INSTRUCTION: Copy every line from the material below that holds "vortex".
___ PROVIDED INFORMATION ___
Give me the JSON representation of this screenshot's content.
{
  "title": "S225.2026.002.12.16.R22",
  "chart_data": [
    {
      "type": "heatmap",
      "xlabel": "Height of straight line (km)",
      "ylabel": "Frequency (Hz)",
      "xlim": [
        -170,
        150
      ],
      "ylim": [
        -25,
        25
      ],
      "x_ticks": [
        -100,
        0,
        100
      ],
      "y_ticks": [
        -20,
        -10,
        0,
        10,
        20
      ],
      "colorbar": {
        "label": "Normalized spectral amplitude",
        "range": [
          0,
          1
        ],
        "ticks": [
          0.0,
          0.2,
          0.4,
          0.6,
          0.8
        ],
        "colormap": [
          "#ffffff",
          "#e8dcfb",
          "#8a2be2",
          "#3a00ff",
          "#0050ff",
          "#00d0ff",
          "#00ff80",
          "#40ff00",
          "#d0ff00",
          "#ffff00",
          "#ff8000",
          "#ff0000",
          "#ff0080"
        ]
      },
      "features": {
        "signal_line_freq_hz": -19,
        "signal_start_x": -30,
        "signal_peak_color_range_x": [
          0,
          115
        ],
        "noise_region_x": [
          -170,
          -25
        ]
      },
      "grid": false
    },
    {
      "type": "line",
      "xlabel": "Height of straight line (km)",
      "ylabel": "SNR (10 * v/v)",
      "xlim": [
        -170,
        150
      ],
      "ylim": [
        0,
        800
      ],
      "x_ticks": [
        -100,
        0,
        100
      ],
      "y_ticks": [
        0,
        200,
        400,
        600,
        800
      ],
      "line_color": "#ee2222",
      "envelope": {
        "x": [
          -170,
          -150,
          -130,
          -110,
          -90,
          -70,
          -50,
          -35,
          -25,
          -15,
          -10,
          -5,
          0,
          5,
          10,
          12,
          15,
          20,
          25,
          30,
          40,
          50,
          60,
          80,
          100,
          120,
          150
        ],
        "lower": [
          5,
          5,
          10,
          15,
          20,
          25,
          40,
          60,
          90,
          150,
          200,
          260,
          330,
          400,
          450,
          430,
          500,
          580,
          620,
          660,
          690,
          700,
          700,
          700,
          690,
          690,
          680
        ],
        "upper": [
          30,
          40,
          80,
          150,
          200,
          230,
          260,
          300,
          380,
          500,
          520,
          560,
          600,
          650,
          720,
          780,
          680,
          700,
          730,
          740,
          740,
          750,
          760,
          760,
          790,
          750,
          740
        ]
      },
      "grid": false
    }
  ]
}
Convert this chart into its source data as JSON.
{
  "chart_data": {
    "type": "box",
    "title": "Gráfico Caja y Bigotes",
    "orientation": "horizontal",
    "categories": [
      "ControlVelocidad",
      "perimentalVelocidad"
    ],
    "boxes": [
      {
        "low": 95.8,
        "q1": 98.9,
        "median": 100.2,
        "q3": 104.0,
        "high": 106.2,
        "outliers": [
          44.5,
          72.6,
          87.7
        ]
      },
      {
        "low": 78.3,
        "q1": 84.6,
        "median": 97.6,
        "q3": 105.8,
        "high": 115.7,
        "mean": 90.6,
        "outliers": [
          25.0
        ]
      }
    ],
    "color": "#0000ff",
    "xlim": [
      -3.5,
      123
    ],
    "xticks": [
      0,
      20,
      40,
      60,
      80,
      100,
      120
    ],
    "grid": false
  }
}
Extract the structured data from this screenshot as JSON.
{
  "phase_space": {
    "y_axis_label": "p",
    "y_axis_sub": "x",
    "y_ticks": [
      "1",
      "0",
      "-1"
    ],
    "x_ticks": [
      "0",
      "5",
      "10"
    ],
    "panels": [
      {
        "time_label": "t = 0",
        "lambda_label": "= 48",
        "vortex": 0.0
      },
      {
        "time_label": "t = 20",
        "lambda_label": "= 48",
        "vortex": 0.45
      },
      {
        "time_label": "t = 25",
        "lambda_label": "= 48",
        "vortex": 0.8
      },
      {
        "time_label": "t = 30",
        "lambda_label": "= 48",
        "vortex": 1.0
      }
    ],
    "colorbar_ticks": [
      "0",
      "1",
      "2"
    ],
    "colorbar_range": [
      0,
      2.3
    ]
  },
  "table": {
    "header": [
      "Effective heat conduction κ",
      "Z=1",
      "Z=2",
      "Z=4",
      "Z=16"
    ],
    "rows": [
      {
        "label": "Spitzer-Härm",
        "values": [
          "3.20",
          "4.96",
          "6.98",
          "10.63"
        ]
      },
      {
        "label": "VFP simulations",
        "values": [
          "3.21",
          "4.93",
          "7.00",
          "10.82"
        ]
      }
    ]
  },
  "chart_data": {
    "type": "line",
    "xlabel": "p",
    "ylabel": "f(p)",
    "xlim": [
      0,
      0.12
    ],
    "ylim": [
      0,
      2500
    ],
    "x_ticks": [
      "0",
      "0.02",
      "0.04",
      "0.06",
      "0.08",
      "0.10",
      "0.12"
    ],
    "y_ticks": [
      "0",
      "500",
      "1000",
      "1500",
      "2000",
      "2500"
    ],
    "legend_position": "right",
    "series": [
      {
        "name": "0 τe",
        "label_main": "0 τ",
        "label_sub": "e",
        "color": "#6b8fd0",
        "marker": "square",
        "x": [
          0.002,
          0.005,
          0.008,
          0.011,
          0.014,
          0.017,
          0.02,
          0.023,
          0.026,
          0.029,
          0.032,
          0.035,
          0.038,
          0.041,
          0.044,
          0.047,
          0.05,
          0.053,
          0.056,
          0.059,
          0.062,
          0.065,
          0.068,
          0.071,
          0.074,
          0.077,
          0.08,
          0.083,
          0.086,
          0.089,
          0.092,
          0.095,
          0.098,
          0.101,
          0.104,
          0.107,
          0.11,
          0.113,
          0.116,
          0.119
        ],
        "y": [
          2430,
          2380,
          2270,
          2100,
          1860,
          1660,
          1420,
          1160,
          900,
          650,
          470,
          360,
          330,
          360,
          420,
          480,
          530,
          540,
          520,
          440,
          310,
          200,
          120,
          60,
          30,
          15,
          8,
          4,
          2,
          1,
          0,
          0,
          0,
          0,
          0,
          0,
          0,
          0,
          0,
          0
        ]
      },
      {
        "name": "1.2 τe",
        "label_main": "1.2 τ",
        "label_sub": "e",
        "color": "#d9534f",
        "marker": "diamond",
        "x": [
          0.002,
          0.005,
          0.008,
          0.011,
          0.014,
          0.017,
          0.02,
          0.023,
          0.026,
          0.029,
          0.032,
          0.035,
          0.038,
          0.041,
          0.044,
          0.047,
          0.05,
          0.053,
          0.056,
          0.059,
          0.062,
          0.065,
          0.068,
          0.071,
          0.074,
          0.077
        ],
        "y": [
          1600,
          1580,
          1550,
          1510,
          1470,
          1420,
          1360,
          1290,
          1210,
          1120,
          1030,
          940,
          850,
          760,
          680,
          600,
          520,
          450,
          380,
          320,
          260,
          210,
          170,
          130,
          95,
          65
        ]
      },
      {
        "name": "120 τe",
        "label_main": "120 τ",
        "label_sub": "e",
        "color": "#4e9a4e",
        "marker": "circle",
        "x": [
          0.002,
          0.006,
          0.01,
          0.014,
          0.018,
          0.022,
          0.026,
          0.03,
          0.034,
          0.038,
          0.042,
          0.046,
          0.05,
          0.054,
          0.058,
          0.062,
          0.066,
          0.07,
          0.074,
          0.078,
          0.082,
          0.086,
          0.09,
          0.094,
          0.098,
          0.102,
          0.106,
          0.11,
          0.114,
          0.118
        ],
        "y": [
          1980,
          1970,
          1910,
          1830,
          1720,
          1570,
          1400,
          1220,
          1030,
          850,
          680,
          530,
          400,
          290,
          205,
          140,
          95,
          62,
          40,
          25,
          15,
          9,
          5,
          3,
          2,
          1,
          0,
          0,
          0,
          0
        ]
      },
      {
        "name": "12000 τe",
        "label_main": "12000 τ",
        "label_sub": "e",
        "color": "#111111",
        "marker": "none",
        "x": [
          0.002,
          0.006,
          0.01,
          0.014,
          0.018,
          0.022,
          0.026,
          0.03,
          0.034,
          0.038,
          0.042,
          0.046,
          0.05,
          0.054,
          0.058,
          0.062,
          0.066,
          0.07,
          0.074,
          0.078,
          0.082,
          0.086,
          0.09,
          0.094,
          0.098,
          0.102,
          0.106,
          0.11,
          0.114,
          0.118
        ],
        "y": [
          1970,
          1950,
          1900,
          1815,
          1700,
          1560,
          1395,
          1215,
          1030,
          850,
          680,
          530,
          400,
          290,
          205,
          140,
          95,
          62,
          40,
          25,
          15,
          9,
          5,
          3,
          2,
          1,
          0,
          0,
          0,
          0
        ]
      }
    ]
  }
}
___
ANSWER:
        "vortex": 0.0
        "vortex": 0.45
        "vortex": 0.8
        "vortex": 1.0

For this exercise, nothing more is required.